Items from a dataset
>> Start

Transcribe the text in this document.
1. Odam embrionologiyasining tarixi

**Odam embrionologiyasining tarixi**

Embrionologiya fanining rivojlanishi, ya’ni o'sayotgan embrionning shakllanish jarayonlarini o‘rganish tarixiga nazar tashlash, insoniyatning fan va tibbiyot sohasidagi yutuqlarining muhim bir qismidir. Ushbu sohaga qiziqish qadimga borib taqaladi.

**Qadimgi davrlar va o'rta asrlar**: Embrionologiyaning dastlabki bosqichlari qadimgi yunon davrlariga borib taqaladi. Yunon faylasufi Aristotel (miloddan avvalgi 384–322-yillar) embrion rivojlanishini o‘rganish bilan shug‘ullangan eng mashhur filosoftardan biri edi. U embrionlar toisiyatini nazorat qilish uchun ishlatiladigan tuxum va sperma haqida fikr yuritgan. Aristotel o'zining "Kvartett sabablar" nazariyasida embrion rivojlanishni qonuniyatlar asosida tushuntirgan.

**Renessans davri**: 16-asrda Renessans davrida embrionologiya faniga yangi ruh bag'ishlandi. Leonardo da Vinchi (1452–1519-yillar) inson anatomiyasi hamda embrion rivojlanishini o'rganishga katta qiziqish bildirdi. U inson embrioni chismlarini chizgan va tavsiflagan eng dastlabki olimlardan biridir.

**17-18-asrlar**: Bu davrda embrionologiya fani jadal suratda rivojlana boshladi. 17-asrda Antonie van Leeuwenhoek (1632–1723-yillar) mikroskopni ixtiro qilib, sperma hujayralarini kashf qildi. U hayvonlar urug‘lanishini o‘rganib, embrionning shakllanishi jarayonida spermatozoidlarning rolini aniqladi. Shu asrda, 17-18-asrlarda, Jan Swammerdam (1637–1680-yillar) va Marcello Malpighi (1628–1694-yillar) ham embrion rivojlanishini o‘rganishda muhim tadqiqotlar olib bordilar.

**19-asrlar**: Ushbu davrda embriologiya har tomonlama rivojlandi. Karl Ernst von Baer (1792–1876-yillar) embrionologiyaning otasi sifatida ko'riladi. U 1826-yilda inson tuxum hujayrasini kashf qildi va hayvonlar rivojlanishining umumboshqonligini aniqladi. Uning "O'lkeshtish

>> End

# WRITTEN REQUEST
From the records above, copy every line that holds the word "dastlabki".

# TASK ANSWER
**Qadimgi davrlar va o'rta asrlar**: Embrionologiyaning dastlabki bosqichlari qadimgi yunon davrlariga borib taqaladi. Yunon faylasufi Aristotel (miloddan avvalgi 384–322-yillar) embrion rivojlanishini o‘rganish bilan shug‘ullangan eng mashhur filosoftardan biri edi. U embrionlar toisiyatini nazorat qilish uchun ishlatiladigan tuxum va sperma haqida fikr yuritgan. Aristotel o'zining "Kvartett sabablar" nazariyasida embrion rivojlanishni qonuniyatlar asosida tushuntirgan.
**Renessans davri**: 16-asrda Renessans davrida embrionologiya faniga yangi ruh bag'ishlandi. Leonardo da Vinchi (1452–1519-yillar) inson anatomiyasi hamda embrion rivojlanishini o'rganishga katta qiziqish bildirdi. U inson embrioni chismlarini chizgan va tavsiflagan eng dastlabki olimlardan biridir.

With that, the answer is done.